WHAT IS EXPECTED
Could you copy out the data below word for word, without the pictures?
---
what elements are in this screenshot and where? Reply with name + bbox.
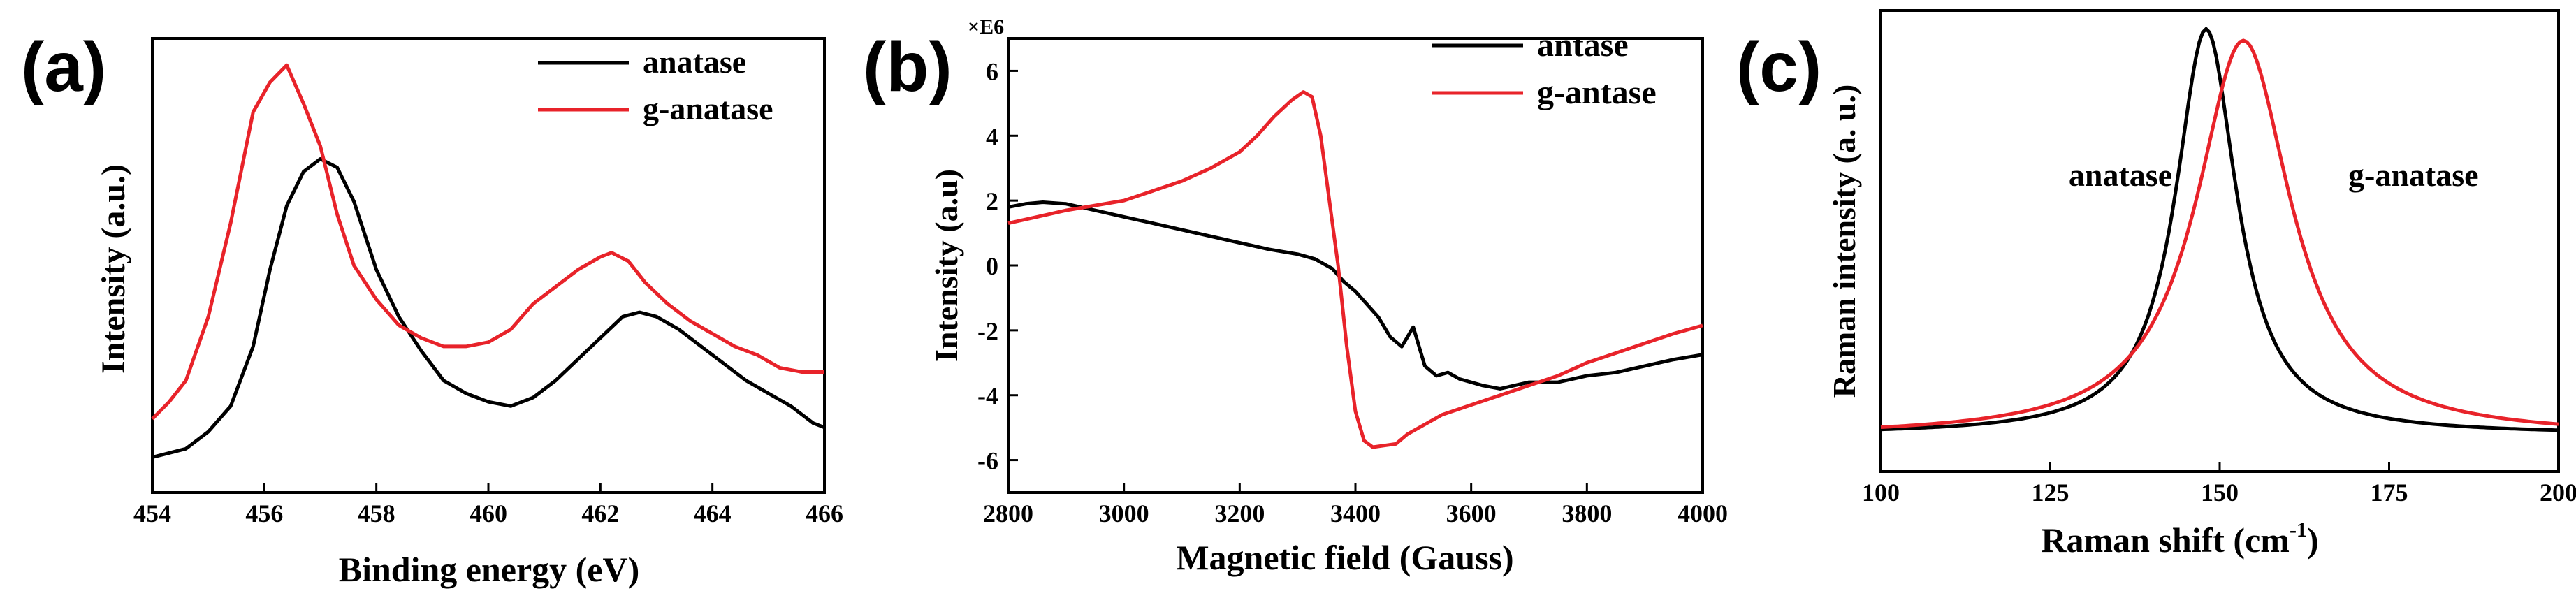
panel-c-series [1880,26,2559,432]
panel-b: (b) ×E6 2800 3000 3200 3400 3600 3800 4000 -6 -4… [863,15,1728,577]
panel-c-xlabel-suffix: ) [2307,520,2319,560]
x-tick-label: 3800 [1562,499,1612,527]
panel-a-series [151,63,825,459]
x-tick-label: 458 [358,499,395,527]
series-line-g-antase [1007,90,1703,449]
x-tick-label: 462 [581,499,619,527]
panel-a-x-ticks: 454 456 458 460 462 464 466 [133,483,843,527]
series-line-anatase [1880,26,2559,432]
panel-c-xlabel: Raman shift (cm-1) [2041,518,2318,560]
x-tick-label: 464 [694,499,732,527]
panel-c-annotation-anatase: anatase [2069,157,2172,193]
panel-b-label: (b) [863,28,952,106]
panel-c-ylabel: Raman intensity (a. u.) [1826,85,1862,398]
x-tick-label: 3000 [1099,499,1149,527]
panel-b-xlabel: Magnetic field (Gauss) [1176,538,1513,577]
y-tick-label: 4 [986,122,998,150]
x-tick-label: 150 [2201,479,2239,506]
panel-b-series [1007,90,1703,449]
panel-c-label: (c) [1736,28,1821,106]
x-tick-label: 466 [806,499,843,527]
x-tick-label: 454 [133,499,171,527]
x-tick-label: 100 [1862,479,1900,506]
x-tick-label: 175 [2371,479,2408,506]
x-tick-label: 125 [2032,479,2069,506]
x-tick-label: 200 [2540,479,2576,506]
y-tick-label: -4 [977,382,998,410]
series-line-g-anatase [151,63,824,421]
y-tick-label: -6 [977,447,998,475]
y-tick-label: 2 [986,187,998,215]
x-tick-label: 3600 [1446,499,1497,527]
y-tick-label: 0 [986,252,998,280]
panel-a-legend: anatase g-anatase [538,44,773,126]
x-tick-label: 4000 [1678,499,1728,527]
x-tick-label: 3400 [1330,499,1381,527]
panel-a: (a) 454 456 458 460 462 464 466 anatase g-anat… [21,28,843,589]
y-tick-label: 6 [986,57,998,85]
x-tick-label: 460 [470,499,507,527]
panel-b-ticks: 2800 3000 3200 3400 3600 3800 4000 -6 -4 -2 0 2 4 6 [977,57,1728,527]
legend-label-g-anatase: g-anatase [643,91,773,126]
panel-c-xlabel-superscript: -1 [2290,518,2307,541]
panel-b-y-multiplier: ×E6 [968,15,1004,38]
y-tick-label: -2 [977,317,998,345]
legend-label-anatase: anatase [643,44,746,80]
panel-b-legend: antase g-antase [1432,27,1657,111]
panel-a-ylabel: Intensity (a.u.) [95,164,132,374]
panel-c-x-ticks: 100 125 150 175 200 [1862,462,2576,506]
x-tick-label: 2800 [983,499,1033,527]
x-tick-label: 3200 [1214,499,1265,527]
panel-a-label: (a) [21,28,106,106]
panel-a-xlabel: Binding energy (eV) [339,550,640,589]
panel-b-ylabel: Intensity (a.u) [929,169,964,362]
legend-label-g-antase: g-antase [1537,74,1657,111]
x-tick-label: 456 [245,499,283,527]
legend-label-antase: antase [1537,27,1629,64]
panel-c: (c) 100 125 150 175 200 anatase g-anatase Ra… [1736,9,2576,560]
panel-c-xlabel-main: Raman shift (cm [2041,520,2290,560]
series-line-g-anatase [1880,38,2559,429]
series-line-anatase [152,157,825,459]
panel-c-annotation-g-anatase: g-anatase [2348,157,2479,193]
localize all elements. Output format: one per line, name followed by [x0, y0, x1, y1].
---
ANSWER TO THIS PROBLEM
what elements are in this screenshot and where? Reply with name + bbox.
panel-c-series [1880,26,2559,432]
panel-b: (b) ×E6 2800 3000 3200 3400 3600 3800 4000 -6 -4… [863,15,1728,577]
panel-c-xlabel-suffix: ) [2307,520,2319,560]
x-tick-label: 3800 [1562,499,1612,527]
panel-a-series [151,63,825,459]
x-tick-label: 458 [358,499,395,527]
series-line-g-antase [1007,90,1703,449]
x-tick-label: 462 [581,499,619,527]
panel-a-x-ticks: 454 456 458 460 462 464 466 [133,483,843,527]
series-line-anatase [1880,26,2559,432]
panel-c-xlabel: Raman shift (cm-1) [2041,518,2318,560]
x-tick-label: 464 [694,499,732,527]
panel-c-annotation-anatase: anatase [2069,157,2172,193]
panel-b-label: (b) [863,28,952,106]
panel-c-ylabel: Raman intensity (a. u.) [1826,85,1862,398]
x-tick-label: 3000 [1099,499,1149,527]
panel-b-xlabel: Magnetic field (Gauss) [1176,538,1513,577]
y-tick-label: 4 [986,122,998,150]
x-tick-label: 150 [2201,479,2239,506]
panel-b-series [1007,90,1703,449]
panel-c-label: (c) [1736,28,1821,106]
x-tick-label: 466 [806,499,843,527]
x-tick-label: 454 [133,499,171,527]
x-tick-label: 100 [1862,479,1900,506]
x-tick-label: 175 [2371,479,2408,506]
x-tick-label: 125 [2032,479,2069,506]
x-tick-label: 200 [2540,479,2576,506]
y-tick-label: -4 [977,382,998,410]
series-line-g-anatase [151,63,824,421]
y-tick-label: -6 [977,447,998,475]
y-tick-label: 2 [986,187,998,215]
x-tick-label: 3600 [1446,499,1497,527]
y-tick-label: 0 [986,252,998,280]
panel-a-legend: anatase g-anatase [538,44,773,126]
x-tick-label: 4000 [1678,499,1728,527]
x-tick-label: 3400 [1330,499,1381,527]
panel-a: (a) 454 456 458 460 462 464 466 anatase g-anat… [21,28,843,589]
y-tick-label: 6 [986,57,998,85]
x-tick-label: 460 [470,499,507,527]
panel-b-ticks: 2800 3000 3200 3400 3600 3800 4000 -6 -4 -2 0 2 4 6 [977,57,1728,527]
legend-label-g-anatase: g-anatase [643,91,773,126]
panel-c-xlabel-superscript: -1 [2290,518,2307,541]
panel-b-y-multiplier: ×E6 [968,15,1004,38]
y-tick-label: -2 [977,317,998,345]
legend-label-anatase: anatase [643,44,746,80]
panel-b-legend: antase g-antase [1432,27,1657,111]
panel-a-ylabel: Intensity (a.u.) [95,164,132,374]
panel-c-x-ticks: 100 125 150 175 200 [1862,462,2576,506]
x-tick-label: 2800 [983,499,1033,527]
x-tick-label: 3200 [1214,499,1265,527]
panel-a-label: (a) [21,28,106,106]
panel-a-xlabel: Binding energy (eV) [339,550,640,589]
panel-b-ylabel: Intensity (a.u) [929,169,964,362]
legend-label-g-antase: g-antase [1537,74,1657,111]
x-tick-label: 456 [245,499,283,527]
legend-label-antase: antase [1537,27,1629,64]
panel-c: (c) 100 125 150 175 200 anatase g-anatase Ra… [1736,9,2576,560]
panel-c-xlabel-main: Raman shift (cm [2041,520,2290,560]
series-line-g-anatase [1880,38,2559,429]
series-line-anatase [152,157,825,459]
panel-c-annotation-g-anatase: g-anatase [2348,157,2479,193]
localize all elements. Output format: one per line, name followed by [x0, y0, x1, y1].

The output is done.